§ **Aim**: Could you write out the records below exactly as they appear?

§ **Records provided**:
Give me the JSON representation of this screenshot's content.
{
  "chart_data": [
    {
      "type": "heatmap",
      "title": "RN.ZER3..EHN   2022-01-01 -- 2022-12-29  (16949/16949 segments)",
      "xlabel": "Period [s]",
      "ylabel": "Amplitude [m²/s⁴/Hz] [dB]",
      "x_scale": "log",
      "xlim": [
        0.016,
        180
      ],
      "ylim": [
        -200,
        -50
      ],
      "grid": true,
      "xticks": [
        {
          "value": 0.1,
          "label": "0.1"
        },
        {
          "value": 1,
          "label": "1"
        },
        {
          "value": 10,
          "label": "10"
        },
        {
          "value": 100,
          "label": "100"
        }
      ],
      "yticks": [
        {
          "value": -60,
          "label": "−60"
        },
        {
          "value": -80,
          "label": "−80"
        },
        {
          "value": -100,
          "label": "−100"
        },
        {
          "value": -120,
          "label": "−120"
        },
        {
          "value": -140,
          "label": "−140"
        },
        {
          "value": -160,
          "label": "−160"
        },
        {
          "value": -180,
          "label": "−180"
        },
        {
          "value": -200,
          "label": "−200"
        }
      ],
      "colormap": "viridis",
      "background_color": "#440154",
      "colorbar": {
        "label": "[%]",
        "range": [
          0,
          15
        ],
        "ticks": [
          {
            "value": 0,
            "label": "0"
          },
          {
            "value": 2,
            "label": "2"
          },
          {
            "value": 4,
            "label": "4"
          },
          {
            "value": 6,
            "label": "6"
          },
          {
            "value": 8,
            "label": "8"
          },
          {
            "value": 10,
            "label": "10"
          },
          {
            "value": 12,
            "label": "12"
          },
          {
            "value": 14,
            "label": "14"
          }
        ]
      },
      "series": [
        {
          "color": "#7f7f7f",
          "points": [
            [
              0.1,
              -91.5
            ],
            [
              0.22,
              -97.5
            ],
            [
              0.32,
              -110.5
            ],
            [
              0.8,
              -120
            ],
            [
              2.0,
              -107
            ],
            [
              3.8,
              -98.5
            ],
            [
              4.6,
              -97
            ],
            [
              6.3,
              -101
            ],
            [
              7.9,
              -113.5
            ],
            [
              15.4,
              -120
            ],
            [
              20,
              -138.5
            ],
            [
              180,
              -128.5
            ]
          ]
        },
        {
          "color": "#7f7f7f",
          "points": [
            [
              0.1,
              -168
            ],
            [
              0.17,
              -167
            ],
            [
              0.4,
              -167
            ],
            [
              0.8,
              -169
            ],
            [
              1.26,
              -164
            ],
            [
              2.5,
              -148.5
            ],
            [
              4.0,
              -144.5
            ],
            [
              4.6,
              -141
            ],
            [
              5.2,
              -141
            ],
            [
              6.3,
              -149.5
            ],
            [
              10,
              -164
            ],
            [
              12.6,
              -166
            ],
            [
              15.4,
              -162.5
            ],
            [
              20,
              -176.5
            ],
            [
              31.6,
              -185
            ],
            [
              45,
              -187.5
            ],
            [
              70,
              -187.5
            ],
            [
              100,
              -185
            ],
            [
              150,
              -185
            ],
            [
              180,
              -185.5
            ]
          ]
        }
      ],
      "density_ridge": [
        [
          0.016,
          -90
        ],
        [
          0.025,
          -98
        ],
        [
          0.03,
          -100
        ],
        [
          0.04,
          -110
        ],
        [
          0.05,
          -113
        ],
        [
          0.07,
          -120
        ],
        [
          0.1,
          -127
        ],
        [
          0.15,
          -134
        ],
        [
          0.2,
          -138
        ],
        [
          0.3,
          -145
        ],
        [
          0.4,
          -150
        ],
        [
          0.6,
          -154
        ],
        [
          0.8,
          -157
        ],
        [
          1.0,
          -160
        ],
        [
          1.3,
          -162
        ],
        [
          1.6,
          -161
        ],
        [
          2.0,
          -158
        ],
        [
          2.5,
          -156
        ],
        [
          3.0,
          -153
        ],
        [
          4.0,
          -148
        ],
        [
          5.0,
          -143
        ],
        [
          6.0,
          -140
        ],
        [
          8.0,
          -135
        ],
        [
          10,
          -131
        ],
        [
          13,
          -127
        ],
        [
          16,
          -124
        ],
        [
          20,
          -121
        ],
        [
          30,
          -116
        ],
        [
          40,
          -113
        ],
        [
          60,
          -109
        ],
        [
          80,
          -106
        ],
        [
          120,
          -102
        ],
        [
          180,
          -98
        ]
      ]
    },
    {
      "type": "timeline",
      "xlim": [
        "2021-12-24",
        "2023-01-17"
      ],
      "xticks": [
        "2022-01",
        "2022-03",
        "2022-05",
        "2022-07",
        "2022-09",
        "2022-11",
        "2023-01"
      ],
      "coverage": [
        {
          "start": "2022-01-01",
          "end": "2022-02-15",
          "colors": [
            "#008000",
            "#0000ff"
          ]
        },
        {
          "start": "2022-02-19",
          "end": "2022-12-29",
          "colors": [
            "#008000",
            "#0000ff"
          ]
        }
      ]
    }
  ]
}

§ **Solution**:
Give me the JSON representation of this screenshot's content.
{
  "chart_data": [
    {
      "type": "heatmap",
      "title": "RN.ZER3..EHN   2022-01-01 -- 2022-12-29  (16949/16949 segments)",
      "xlabel": "Period [s]",
      "ylabel": "Amplitude [m²/s⁴/Hz] [dB]",
      "x_scale": "log",
      "xlim": [
        0.016,
        180
      ],
      "ylim": [
        -200,
        -50
      ],
      "grid": true,
      "xticks": [
        {
          "value": 0.1,
          "label": "0.1"
        },
        {
          "value": 1,
          "label": "1"
        },
        {
          "value": 10,
          "label": "10"
        },
        {
          "value": 100,
          "label": "100"
        }
      ],
      "yticks": [
        {
          "value": -60,
          "label": "−60"
        },
        {
          "value": -80,
          "label": "−80"
        },
        {
          "value": -100,
          "label": "−100"
        },
        {
          "value": -120,
          "label": "−120"
        },
        {
          "value": -140,
          "label": "−140"
        },
        {
          "value": -160,
          "label": "−160"
        },
        {
          "value": -180,
          "label": "−180"
        },
        {
          "value": -200,
          "label": "−200"
        }
      ],
      "colormap": "viridis",
      "background_color": "#440154",
      "colorbar": {
        "label": "[%]",
        "range": [
          0,
          15
        ],
        "ticks": [
          {
            "value": 0,
            "label": "0"
          },
          {
            "value": 2,
            "label": "2"
          },
          {
            "value": 4,
            "label": "4"
          },
          {
            "value": 6,
            "label": "6"
          },
          {
            "value": 8,
            "label": "8"
          },
          {
            "value": 10,
            "label": "10"
          },
          {
            "value": 12,
            "label": "12"
          },
          {
            "value": 14,
            "label": "14"
          }
        ]
      },
      "series": [
        {
          "color": "#7f7f7f",
          "points": [
            [
              0.1,
              -91.5
            ],
            [
              0.22,
              -97.5
            ],
            [
              0.32,
              -110.5
            ],
            [
              0.8,
              -120
            ],
            [
              2.0,
              -107
            ],
            [
              3.8,
              -98.5
            ],
            [
              4.6,
              -97
            ],
            [
              6.3,
              -101
            ],
            [
              7.9,
              -113.5
            ],
            [
              15.4,
              -120
            ],
            [
              20,
              -138.5
            ],
            [
              180,
              -128.5
            ]
          ]
        },
        {
          "color": "#7f7f7f",
          "points": [
            [
              0.1,
              -168
            ],
            [
              0.17,
              -167
            ],
            [
              0.4,
              -167
            ],
            [
              0.8,
              -169
            ],
            [
              1.26,
              -164
            ],
            [
              2.5,
              -148.5
            ],
            [
              4.0,
              -144.5
            ],
            [
              4.6,
              -141
            ],
            [
              5.2,
              -141
            ],
            [
              6.3,
              -149.5
            ],
            [
              10,
              -164
            ],
            [
              12.6,
              -166
            ],
            [
              15.4,
              -162.5
            ],
            [
              20,
              -176.5
            ],
            [
              31.6,
              -185
            ],
            [
              45,
              -187.5
            ],
            [
              70,
              -187.5
            ],
            [
              100,
              -185
            ],
            [
              150,
              -185
            ],
            [
              180,
              -185.5
            ]
          ]
        }
      ],
      "density_ridge": [
        [
          0.016,
          -90
        ],
        [
          0.025,
          -98
        ],
        [
          0.03,
          -100
        ],
        [
          0.04,
          -110
        ],
        [
          0.05,
          -113
        ],
        [
          0.07,
          -120
        ],
        [
          0.1,
          -127
        ],
        [
          0.15,
          -134
        ],
        [
          0.2,
          -138
        ],
        [
          0.3,
          -145
        ],
        [
          0.4,
          -150
        ],
        [
          0.6,
          -154
        ],
        [
          0.8,
          -157
        ],
        [
          1.0,
          -160
        ],
        [
          1.3,
          -162
        ],
        [
          1.6,
          -161
        ],
        [
          2.0,
          -158
        ],
        [
          2.5,
          -156
        ],
        [
          3.0,
          -153
        ],
        [
          4.0,
          -148
        ],
        [
          5.0,
          -143
        ],
        [
          6.0,
          -140
        ],
        [
          8.0,
          -135
        ],
        [
          10,
          -131
        ],
        [
          13,
          -127
        ],
        [
          16,
          -124
        ],
        [
          20,
          -121
        ],
        [
          30,
          -116
        ],
        [
          40,
          -113
        ],
        [
          60,
          -109
        ],
        [
          80,
          -106
        ],
        [
          120,
          -102
        ],
        [
          180,
          -98
        ]
      ]
    },
    {
      "type": "timeline",
      "xlim": [
        "2021-12-24",
        "2023-01-17"
      ],
      "xticks": [
        "2022-01",
        "2022-03",
        "2022-05",
        "2022-07",
        "2022-09",
        "2022-11",
        "2023-01"
      ],
      "coverage": [
        {
          "start": "2022-01-01",
          "end": "2022-02-15",
          "colors": [
            "#008000",
            "#0000ff"
          ]
        },
        {
          "start": "2022-02-19",
          "end": "2022-12-29",
          "colors": [
            "#008000",
            "#0000ff"
          ]
        }
      ]
    }
  ]
}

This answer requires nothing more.